### Work to do
Work out how many lines in the entries below include the word "的取值范围是". Give nothing but the number.

Records contained in a dataset:
■ ■ ■
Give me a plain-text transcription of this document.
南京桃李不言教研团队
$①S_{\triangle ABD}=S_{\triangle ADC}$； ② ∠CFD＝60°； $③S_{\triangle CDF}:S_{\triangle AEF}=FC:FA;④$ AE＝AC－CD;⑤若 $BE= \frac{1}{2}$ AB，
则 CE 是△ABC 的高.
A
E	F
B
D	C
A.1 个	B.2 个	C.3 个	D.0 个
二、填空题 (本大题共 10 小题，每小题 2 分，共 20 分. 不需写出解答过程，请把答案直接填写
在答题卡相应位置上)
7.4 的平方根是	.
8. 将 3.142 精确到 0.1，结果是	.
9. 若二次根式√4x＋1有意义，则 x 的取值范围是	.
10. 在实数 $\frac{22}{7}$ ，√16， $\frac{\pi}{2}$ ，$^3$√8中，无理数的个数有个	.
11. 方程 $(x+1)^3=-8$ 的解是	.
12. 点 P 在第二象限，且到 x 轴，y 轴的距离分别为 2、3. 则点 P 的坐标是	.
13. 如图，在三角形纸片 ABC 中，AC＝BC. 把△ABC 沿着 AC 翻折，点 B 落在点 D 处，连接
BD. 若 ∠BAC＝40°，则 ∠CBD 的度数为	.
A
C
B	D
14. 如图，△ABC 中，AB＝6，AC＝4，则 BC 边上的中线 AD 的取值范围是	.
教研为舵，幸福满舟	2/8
■ ■ ■
### Expected answer
2